Tarefas e exercícios =
(1) Redigite o trecho do texto sobre a Suprema Corte, Augusto Aras e Lula, tudo o que vai de "Augusto Aras, o" até "chamar de bolsopetismo.", sem alterar nada.
(2) Segundo o texto sobre a Suprema Corte, Augusto Aras e Lula, de quantas pessoas o Ministro Alexandre de Moraes decretou a prisão?
(3) Prossiga com o texto sobre a Suprema Corte, Augusto Aras e Lula a partir do ponto em que ele termina.

Texto fornecido =
##########

Na Suprema Corte, há visível perseguição aos antagonistas do poder, não se sabe se por encomenda ou por arbítrio, faço uma ressalva aos atos de vandalismo em que o Ministro Alexandre de Moraes decretou a prisão de 1399 autointitulados patriotas; por mais que parecera afronta ao Estado Democrático, Moraes evitou o que poderia ser muito pior, mas causou espécie, o tempo esticado de prisão e a patente opressão.
Augusto Aras, o pivô do Poder Judiciário, age com o método de João Bobo, pendendo entre o bolsonarismo e o lulismo, tentando se equilibrar no poder por mais tempo; na casta judiciária, é o que melhor representa aquilo se convencionou chamar de bolsopetismo.
Convidar o ditador russo Vladimir Putin para o Brasil sob a alegação de que aqui quem manda é ele, fingindo desconhecer o Tribunal Penal de Haia, que ele já indicou uma representante brasileira há 20 anos – a juíza Sylvia Steiner, e mesmo tribunal que fora apelado por sua defesa em 2018, é a prova cabal de que Lula não é mais levado à sério, embora se confunda protocolo com diplomacia e boa articulação geopolítica, haja vista, a recente mudança que turbinou o BRICS celebrada por seus adeptos que não consideram a proporção e o números de ditadores e/ou populistas em seus quadros, sem contar que na esteira está a Venezuela de Nicolás Maduro.

##########

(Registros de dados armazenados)

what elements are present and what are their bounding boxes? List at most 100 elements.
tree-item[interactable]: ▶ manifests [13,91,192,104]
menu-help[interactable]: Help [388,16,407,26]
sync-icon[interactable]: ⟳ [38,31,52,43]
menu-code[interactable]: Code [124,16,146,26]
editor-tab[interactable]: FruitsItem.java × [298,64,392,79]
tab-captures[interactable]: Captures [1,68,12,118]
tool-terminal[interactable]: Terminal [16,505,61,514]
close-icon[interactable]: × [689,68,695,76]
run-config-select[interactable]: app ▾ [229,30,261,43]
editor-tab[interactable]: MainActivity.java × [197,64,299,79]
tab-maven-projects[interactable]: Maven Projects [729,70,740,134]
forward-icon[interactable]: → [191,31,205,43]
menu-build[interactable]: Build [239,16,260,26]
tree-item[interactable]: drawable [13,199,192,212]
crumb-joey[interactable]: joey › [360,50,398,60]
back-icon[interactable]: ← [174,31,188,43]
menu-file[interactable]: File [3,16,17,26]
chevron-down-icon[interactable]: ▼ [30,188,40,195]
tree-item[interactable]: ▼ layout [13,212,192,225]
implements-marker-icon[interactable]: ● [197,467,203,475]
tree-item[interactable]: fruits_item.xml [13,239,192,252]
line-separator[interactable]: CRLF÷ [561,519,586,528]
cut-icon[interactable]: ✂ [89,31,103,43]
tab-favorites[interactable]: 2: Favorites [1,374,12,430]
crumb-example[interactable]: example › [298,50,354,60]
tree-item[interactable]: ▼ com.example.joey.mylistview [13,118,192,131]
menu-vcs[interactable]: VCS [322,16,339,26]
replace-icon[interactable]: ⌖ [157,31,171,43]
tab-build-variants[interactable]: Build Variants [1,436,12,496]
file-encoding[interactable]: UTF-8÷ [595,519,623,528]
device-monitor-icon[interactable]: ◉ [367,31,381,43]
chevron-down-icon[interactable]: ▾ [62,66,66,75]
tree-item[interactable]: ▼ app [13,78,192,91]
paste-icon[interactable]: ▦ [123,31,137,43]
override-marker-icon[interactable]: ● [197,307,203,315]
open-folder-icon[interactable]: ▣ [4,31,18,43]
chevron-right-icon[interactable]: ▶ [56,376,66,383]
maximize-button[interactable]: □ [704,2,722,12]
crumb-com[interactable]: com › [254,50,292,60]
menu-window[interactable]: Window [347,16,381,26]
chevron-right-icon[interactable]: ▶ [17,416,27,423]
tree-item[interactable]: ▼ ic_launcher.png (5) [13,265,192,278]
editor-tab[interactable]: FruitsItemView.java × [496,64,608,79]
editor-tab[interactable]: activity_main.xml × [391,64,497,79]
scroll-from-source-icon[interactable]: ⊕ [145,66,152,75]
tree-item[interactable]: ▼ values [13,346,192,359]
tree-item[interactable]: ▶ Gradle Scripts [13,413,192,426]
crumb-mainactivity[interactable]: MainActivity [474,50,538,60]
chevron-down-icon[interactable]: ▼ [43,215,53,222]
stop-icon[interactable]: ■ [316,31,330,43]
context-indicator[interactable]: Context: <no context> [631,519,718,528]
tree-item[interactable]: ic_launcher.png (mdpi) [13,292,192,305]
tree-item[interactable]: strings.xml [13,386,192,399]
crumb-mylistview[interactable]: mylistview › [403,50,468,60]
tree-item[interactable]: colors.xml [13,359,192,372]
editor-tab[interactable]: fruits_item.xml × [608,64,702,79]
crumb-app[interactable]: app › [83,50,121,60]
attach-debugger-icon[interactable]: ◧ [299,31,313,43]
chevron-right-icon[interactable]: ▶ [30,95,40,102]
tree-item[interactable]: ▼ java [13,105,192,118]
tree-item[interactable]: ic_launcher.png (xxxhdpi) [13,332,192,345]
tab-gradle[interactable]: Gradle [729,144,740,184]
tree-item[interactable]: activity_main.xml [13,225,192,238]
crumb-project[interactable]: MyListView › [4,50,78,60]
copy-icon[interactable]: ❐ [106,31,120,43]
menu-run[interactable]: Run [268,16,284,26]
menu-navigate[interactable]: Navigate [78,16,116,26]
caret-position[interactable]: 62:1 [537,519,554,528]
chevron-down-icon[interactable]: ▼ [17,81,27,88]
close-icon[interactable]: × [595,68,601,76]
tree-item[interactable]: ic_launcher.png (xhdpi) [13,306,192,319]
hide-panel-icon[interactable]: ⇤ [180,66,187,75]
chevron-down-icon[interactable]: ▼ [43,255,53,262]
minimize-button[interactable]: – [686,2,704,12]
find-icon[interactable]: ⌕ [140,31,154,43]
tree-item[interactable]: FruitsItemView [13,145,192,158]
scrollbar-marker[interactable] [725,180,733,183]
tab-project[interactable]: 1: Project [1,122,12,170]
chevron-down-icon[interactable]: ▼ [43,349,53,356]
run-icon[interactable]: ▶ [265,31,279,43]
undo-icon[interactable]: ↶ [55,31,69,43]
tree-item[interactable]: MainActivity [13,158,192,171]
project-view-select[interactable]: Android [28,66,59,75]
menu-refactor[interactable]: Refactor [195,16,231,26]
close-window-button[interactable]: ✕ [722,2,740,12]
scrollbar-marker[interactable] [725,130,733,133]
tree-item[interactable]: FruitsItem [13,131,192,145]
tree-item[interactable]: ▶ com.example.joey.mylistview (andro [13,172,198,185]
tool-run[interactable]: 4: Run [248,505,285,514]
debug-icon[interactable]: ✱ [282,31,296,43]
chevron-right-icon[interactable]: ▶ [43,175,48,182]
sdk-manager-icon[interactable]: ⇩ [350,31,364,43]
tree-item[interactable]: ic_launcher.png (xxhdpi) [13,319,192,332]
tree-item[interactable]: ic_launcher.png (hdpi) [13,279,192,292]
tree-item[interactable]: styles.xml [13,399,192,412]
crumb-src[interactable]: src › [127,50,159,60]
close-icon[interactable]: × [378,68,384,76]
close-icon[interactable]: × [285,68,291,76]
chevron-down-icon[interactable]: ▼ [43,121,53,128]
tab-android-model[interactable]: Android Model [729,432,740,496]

##########

Resultados do exercício =
(1)
Augusto Aras, o pivô do Poder Judiciário, age com o método de João Bobo, pendendo entre o bolsonarismo e o lulismo, tentando se equilibrar no poder por mais tempo; na casta judiciária, é o que melhor representa aquilo se convencionou chamar de bolsopetismo.

(2) Moraes decretou a prisão de 1399 autointitulados patriotas.

(3)
A formação do BRICS para janeiro próximo, se fosse um país teria um PIB de U$ 31,25 trilhões, 35% do PIB mundial; com IDH de 0,639, na 133ª posição – o Brasil ocupa atualmente, a 66ª posição, população de 3.65 bilhões de pessoas, 45,6% da população mundial, com população islâmica de 472,7 milhões de pessoas.
A nova formação do BRICS será composta por países aliados ou simpáticos a Vladimir Putin, os sauditas defenestram continuadamente o mercado norteamericano em vários segmentos, o mercado energético e petrolífero entre russos e sauditas é economicamente ajustado, agora com apoio ainda mais firme de Xi Ji Ping, líder chinês, tudo alinhavado sob a influência de Lula, mas é claro que esta união tem tudo para ser nociva, o Brasil sai do protagonismo no bloco para status de coadjuvante, com o agravante de alimentar ainda mais os discursos de guerra. Um dia após a atrapalhada fala de Lula sobre convidar Putin para o Brasil, a Rússia recebeu o mais belicoso e bravateiro líder comunista do mundo, Kim Jong-Un, para negociar armas.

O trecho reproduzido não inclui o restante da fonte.